(Collected data)
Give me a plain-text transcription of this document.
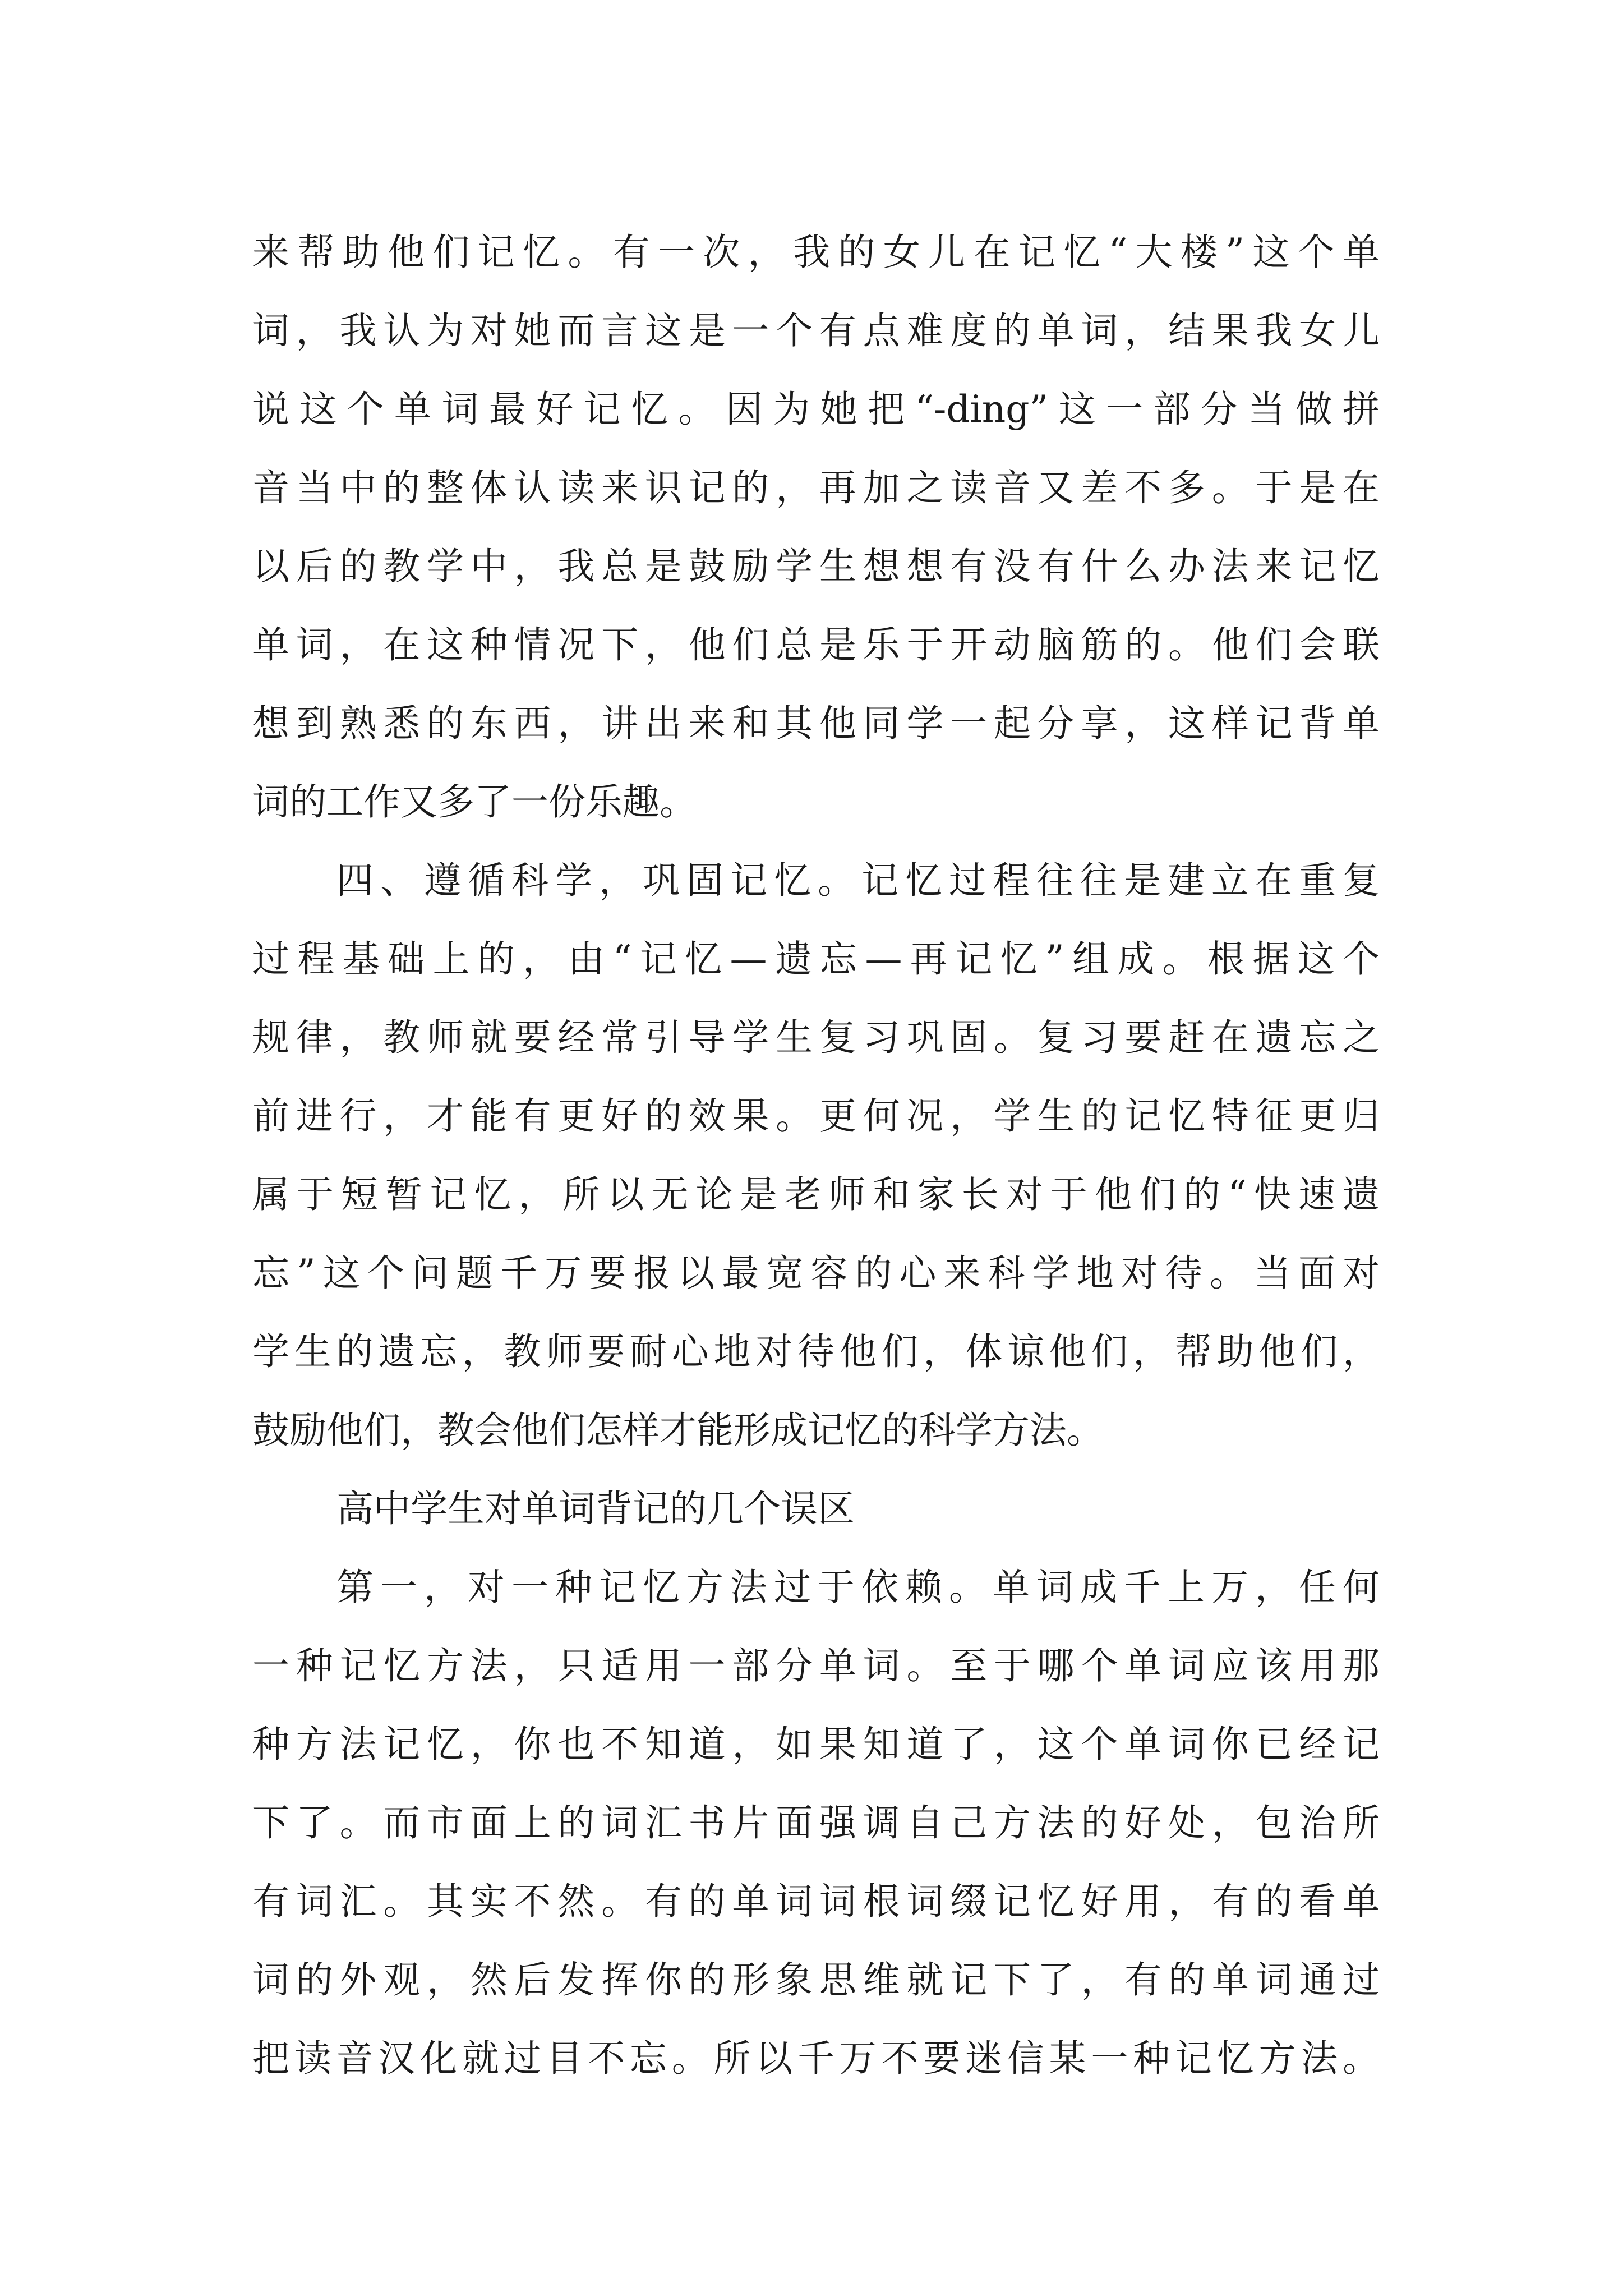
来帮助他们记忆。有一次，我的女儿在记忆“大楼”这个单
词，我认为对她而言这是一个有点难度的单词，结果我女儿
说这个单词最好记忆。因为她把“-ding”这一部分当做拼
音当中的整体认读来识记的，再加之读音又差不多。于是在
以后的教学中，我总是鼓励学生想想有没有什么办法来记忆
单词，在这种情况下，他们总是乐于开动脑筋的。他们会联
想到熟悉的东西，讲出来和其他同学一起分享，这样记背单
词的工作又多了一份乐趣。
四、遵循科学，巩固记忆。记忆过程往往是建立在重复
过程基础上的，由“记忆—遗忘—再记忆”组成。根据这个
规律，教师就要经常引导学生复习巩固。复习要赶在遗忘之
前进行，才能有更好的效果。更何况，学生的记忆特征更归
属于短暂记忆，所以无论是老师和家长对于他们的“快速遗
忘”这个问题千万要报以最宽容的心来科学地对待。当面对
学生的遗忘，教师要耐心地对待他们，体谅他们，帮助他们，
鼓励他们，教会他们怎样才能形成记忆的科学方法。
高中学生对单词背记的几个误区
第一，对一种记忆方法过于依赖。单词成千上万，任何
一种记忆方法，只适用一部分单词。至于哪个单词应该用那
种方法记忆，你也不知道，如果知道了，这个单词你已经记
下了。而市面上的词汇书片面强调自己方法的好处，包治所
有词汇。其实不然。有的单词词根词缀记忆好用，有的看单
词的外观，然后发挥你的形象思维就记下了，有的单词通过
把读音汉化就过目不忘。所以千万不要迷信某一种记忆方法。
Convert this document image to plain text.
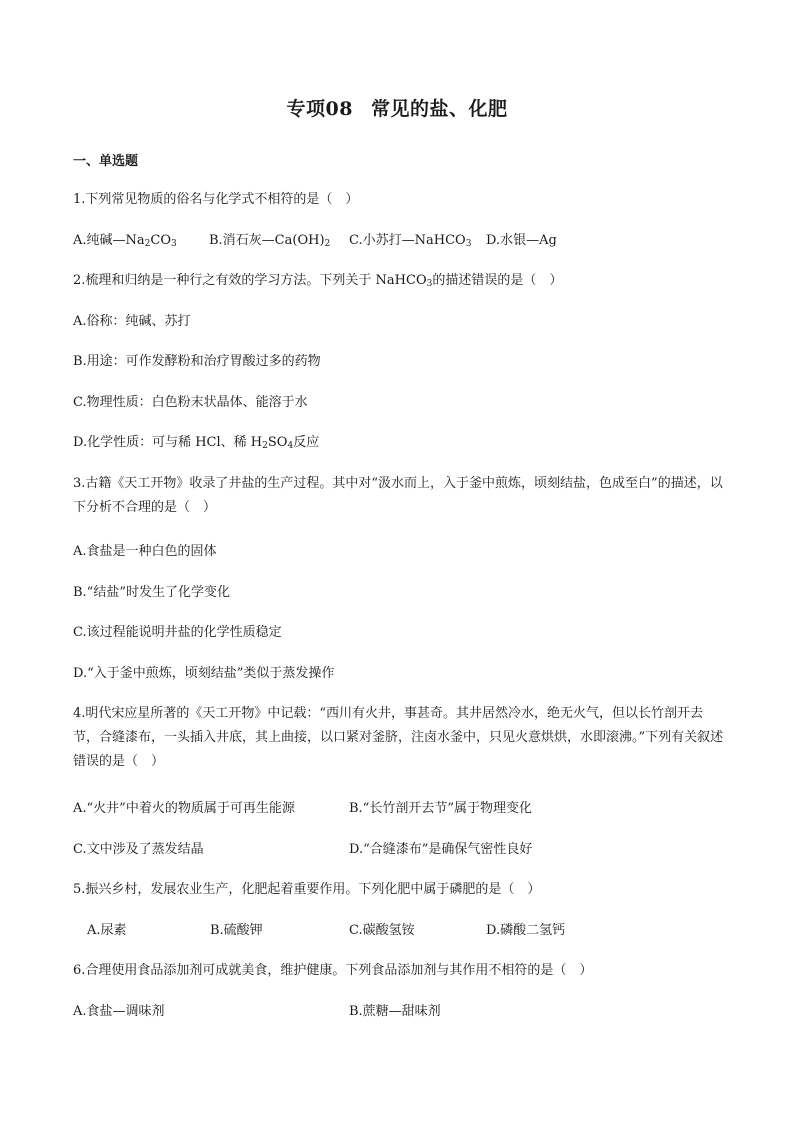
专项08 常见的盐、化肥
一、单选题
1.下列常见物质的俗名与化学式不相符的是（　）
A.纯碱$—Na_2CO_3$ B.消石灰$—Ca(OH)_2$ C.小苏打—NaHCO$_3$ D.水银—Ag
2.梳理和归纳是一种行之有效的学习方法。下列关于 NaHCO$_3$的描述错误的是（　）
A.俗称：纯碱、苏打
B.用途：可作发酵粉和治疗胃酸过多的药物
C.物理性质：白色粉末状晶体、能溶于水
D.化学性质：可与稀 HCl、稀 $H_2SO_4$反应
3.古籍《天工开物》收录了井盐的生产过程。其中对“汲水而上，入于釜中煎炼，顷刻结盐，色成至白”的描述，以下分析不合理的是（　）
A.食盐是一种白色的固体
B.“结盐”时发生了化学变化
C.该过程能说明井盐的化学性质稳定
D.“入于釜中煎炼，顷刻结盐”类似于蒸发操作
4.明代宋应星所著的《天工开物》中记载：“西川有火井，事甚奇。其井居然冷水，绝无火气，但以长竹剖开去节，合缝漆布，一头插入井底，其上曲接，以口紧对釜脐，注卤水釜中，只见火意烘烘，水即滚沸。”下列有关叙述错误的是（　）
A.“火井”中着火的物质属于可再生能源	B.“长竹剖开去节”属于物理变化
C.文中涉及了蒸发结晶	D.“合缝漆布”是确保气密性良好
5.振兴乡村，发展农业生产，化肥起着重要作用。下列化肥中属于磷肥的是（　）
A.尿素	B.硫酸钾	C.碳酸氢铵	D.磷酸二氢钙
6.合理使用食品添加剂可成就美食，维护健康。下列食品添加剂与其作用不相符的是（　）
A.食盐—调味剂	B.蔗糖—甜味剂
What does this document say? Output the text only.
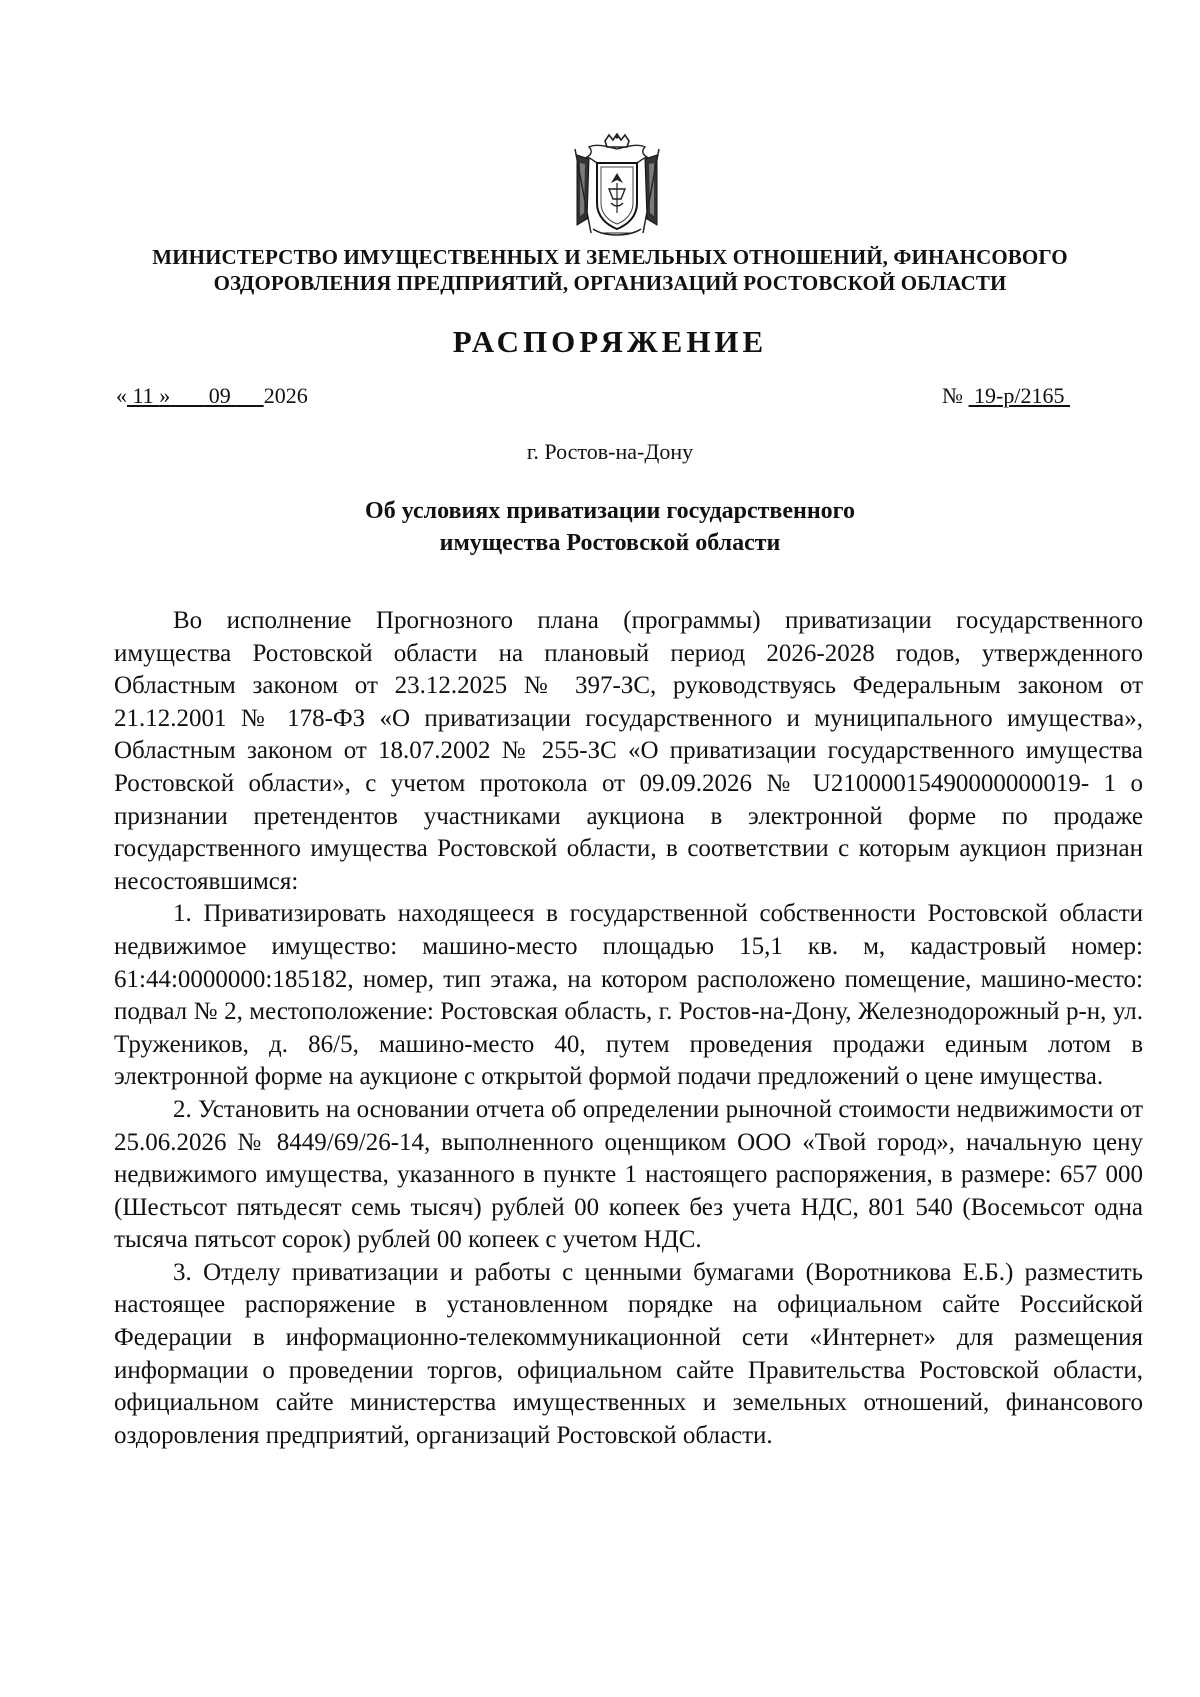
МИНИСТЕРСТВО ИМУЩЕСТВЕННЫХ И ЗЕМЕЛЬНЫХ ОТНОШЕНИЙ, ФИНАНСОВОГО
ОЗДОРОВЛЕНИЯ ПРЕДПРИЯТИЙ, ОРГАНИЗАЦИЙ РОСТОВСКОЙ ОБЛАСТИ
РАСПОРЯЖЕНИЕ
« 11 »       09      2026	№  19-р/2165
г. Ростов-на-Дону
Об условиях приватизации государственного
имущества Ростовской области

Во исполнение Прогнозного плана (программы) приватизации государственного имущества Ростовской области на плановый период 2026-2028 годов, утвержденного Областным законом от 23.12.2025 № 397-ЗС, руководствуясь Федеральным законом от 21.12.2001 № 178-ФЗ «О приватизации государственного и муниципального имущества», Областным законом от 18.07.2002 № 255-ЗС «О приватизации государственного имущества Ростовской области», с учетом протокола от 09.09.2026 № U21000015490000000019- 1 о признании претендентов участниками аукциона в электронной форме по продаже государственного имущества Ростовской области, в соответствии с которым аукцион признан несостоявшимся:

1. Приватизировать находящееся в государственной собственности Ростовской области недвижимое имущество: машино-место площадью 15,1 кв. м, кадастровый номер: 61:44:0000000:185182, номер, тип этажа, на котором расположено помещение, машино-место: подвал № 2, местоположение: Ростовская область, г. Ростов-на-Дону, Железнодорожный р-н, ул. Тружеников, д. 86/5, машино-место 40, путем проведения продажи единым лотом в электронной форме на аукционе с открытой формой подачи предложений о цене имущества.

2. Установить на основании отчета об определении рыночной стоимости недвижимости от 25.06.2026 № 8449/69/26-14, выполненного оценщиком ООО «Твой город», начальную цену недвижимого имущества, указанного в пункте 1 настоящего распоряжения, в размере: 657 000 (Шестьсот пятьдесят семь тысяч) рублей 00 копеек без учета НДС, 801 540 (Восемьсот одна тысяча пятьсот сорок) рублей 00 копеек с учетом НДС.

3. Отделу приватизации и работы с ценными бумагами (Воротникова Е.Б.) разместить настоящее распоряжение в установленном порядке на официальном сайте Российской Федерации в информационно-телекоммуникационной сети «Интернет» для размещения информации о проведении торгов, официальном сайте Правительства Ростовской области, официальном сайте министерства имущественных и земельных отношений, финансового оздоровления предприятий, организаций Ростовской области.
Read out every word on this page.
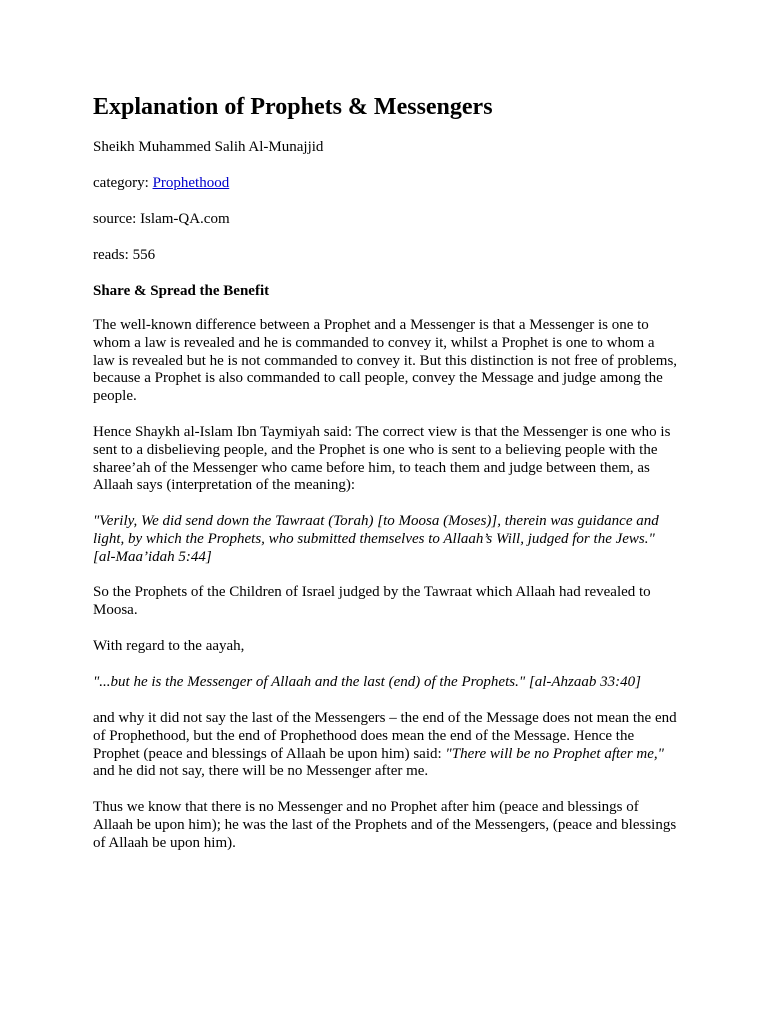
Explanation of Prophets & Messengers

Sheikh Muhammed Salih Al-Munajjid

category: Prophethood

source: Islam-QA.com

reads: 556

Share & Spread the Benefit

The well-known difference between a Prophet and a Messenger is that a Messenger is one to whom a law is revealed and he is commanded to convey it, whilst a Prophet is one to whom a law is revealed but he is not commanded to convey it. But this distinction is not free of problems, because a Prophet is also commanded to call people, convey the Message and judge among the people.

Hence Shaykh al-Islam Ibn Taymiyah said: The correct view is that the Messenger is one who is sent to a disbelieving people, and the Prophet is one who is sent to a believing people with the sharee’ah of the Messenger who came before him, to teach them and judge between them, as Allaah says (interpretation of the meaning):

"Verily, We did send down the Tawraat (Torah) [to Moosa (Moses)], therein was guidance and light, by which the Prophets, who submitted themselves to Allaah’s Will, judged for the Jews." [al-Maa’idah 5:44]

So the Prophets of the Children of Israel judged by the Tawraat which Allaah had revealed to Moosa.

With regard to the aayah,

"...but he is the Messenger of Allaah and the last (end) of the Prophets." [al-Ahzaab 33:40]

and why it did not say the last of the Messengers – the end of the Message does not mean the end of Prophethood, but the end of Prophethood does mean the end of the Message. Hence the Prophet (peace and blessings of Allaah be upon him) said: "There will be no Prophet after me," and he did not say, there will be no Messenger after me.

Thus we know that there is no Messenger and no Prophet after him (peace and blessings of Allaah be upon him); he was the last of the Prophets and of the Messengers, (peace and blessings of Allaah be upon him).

• **TASK TO CARRY OUT**
Take each line containing the string "plain" and copy it out.

• **COMPLETED TASK**
Give me a plain-text transcription of this document.
Convert this document image to plain text.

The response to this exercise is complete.